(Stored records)
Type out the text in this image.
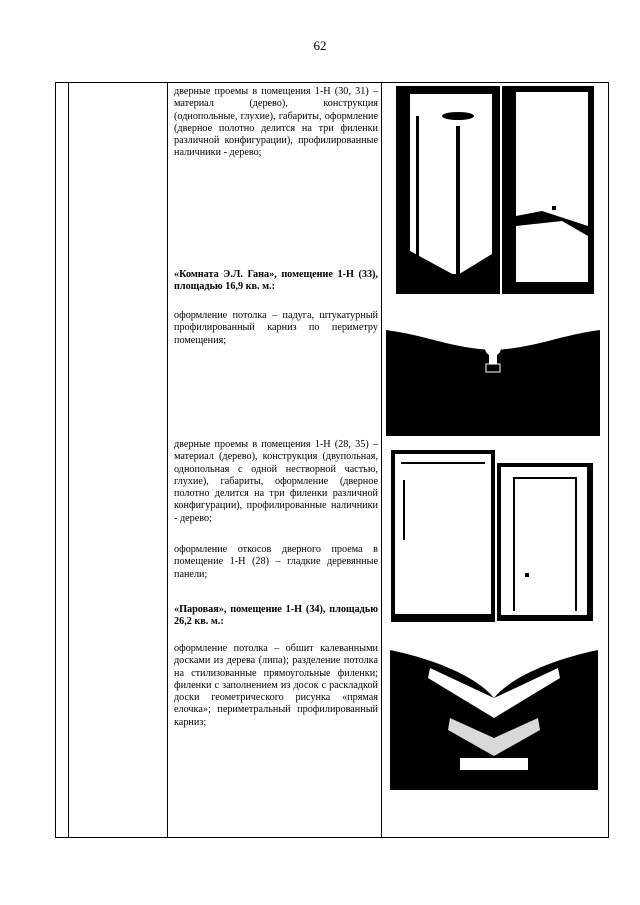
62
дверные проемы в помещения 1-Н (30, 31) – материал (дерево), конструкция (однопольные, глухие), габариты, оформление (дверное полотно делится на три филенки различной конфигурации), профилированные наличники - дерево;
«Комната Э.Л. Гана», помещение 1-Н (33), площадью 16,9 кв. м.:
оформление потолка – падуга, штукатурный профилированный карниз по периметру помещения;
дверные проемы в помещения 1-Н (28, 35) – материал (дерево), конструкция (двупольная, однопольная с одной нестворной частью, глухие), габариты, оформление (дверное полотно делится на три филенки различной конфигурации), профилированные наличники - дерево;
оформление откосов дверного проема в помещение 1-Н (28) – гладкие деревянные панели;
«Паровая», помещение 1-Н (34), площадью 26,2 кв. м.:
оформление потолка – обшит калеванными досками из дерева (липа); разделение потолка на стилизованные прямоугольные филенки; филенки с заполнением из досок с раскладкой доски геометрического рисунка «прямая елочка»; периметральный профилированный карниз;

● OBJECTIVE
Give the number of lines in the data that contain "дверные", with no other words.

● RESPONSE
2